Lines containing the string "yuzu" are to be counted. Write only how many there are.
** BEGIN Data shown **
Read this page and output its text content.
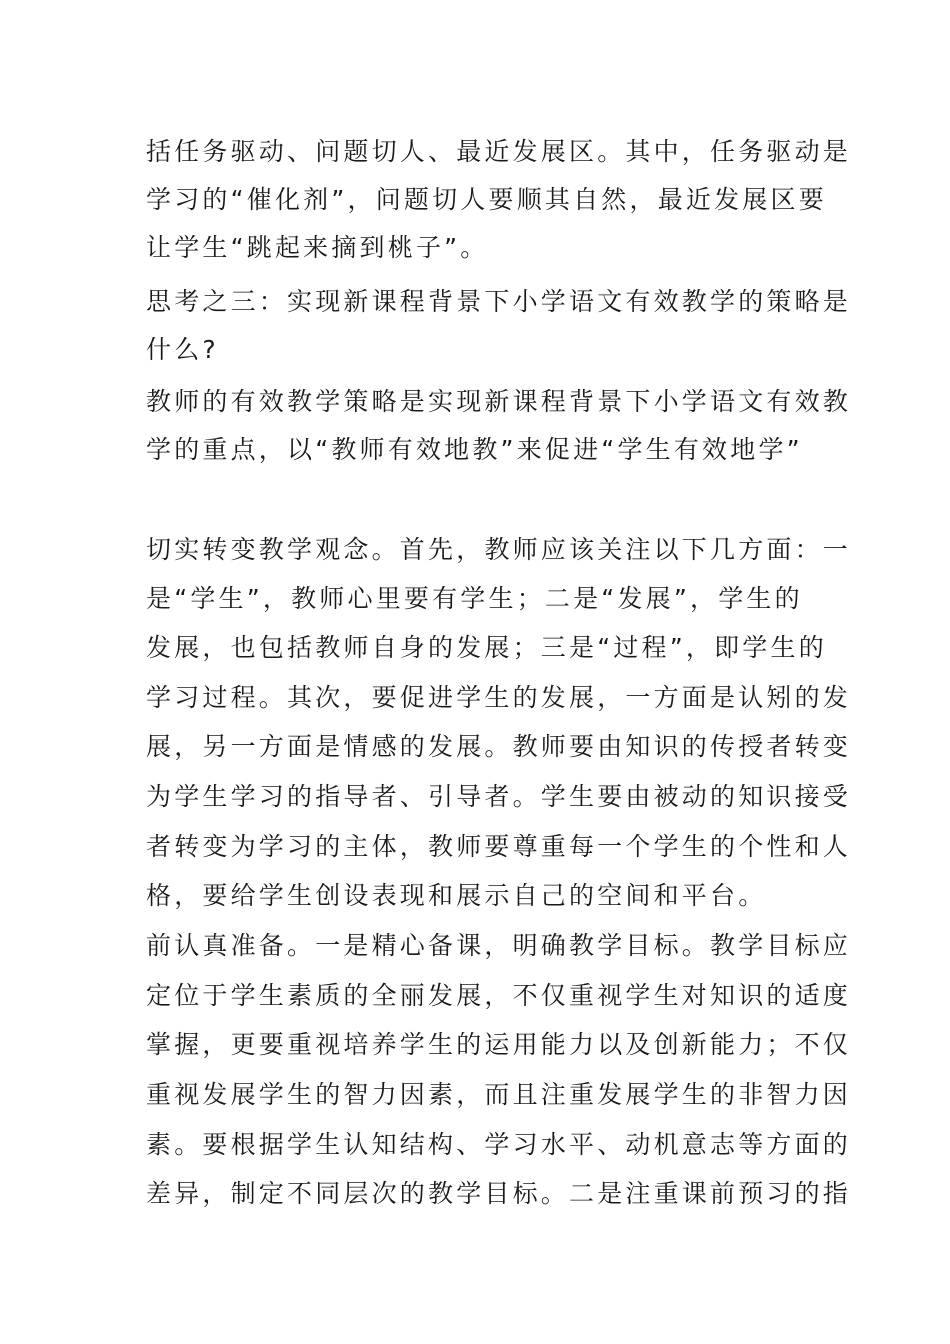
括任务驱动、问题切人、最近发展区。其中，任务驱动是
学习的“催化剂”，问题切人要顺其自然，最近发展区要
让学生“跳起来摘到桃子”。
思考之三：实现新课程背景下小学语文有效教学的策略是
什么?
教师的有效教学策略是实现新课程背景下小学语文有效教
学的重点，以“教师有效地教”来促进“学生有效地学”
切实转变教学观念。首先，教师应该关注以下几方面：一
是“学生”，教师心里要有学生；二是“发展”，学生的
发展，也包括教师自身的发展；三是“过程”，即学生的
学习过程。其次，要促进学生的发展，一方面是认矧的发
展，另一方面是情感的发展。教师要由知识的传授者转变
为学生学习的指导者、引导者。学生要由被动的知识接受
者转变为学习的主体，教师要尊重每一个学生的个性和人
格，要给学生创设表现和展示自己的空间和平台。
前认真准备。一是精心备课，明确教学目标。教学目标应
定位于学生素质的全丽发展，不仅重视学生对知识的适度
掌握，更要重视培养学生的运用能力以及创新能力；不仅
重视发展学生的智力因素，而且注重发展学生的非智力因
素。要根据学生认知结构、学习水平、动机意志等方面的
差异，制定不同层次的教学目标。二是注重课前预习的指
** END Data shown **
** BEGIN Data shown **
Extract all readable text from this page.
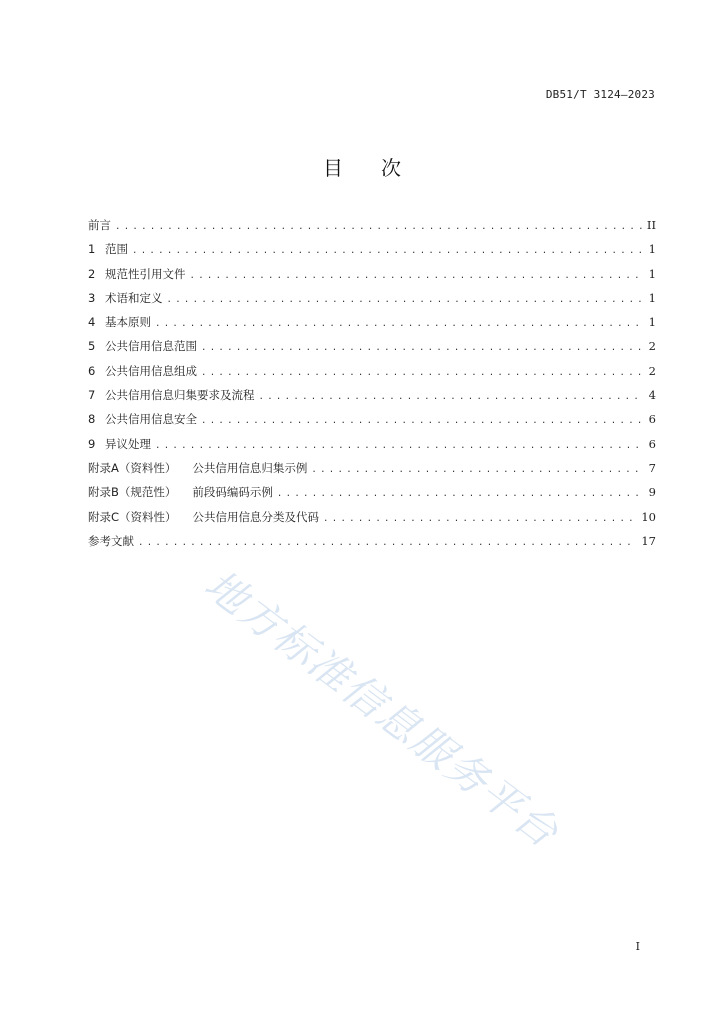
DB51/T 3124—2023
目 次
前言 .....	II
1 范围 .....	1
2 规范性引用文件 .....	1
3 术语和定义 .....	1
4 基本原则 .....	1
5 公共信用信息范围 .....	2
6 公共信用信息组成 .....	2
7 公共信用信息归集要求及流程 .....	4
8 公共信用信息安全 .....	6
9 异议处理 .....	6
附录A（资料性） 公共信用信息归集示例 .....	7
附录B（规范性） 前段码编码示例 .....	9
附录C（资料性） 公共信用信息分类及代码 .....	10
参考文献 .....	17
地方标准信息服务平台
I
** END Data shown **
** BEGIN Data shown **
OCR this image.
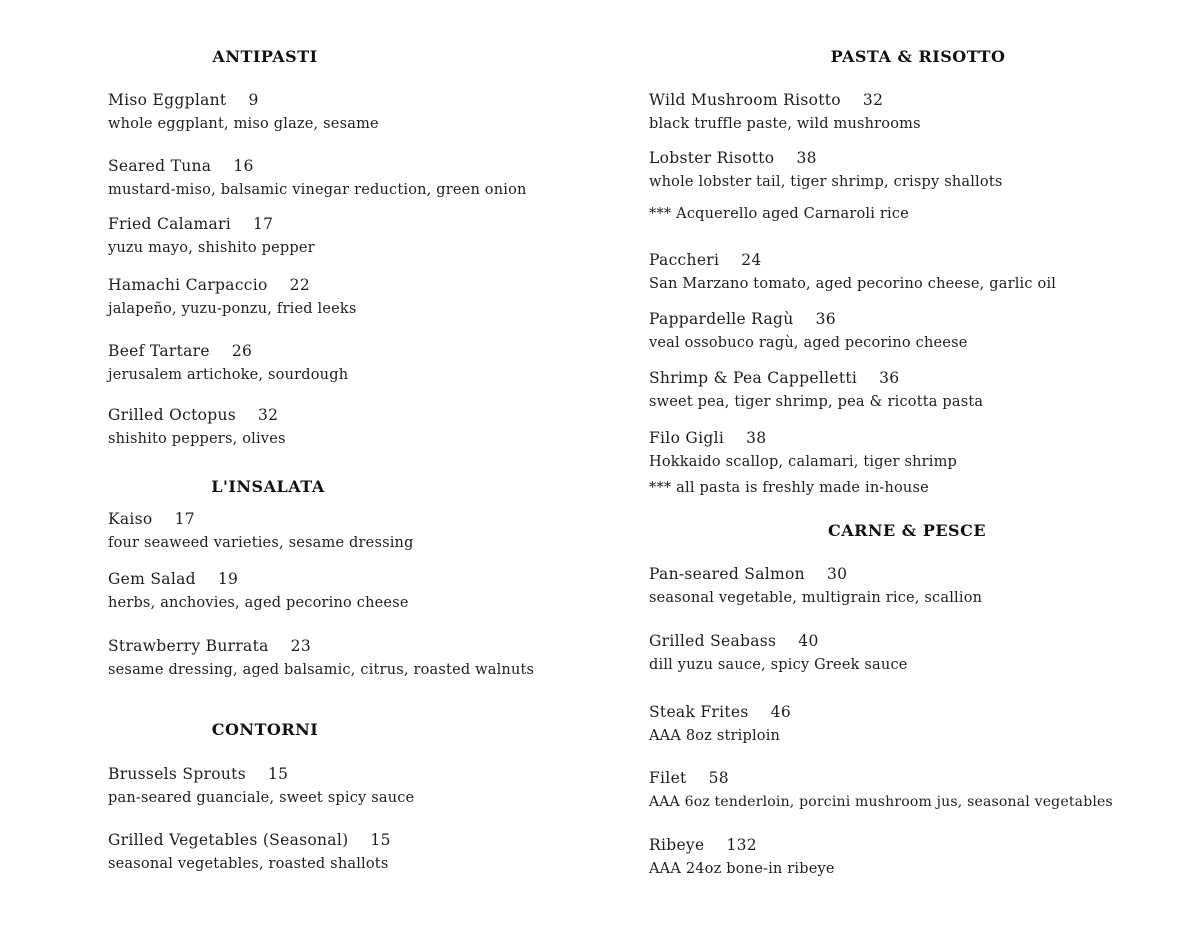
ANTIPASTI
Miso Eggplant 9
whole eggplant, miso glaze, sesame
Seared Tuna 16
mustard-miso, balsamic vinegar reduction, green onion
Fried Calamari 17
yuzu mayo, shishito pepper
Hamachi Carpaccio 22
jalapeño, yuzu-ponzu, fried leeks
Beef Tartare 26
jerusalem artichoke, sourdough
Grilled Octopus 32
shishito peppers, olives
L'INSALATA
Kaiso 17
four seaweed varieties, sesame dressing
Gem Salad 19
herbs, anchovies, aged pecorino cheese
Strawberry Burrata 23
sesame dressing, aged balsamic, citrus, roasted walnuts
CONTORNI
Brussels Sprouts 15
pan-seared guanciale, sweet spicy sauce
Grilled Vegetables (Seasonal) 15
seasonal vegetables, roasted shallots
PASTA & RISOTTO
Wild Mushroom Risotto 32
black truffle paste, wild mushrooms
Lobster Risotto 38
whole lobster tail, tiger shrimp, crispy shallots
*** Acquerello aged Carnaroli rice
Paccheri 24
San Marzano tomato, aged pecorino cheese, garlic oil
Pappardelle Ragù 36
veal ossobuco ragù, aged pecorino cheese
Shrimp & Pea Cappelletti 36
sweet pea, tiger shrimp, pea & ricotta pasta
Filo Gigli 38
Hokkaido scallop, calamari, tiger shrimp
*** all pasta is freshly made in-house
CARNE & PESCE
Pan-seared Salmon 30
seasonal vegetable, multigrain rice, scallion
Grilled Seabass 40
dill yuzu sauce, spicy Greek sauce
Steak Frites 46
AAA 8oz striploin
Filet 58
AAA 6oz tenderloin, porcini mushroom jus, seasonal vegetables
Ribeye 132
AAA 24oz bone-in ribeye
** END Data shown **
Answer to the task: 3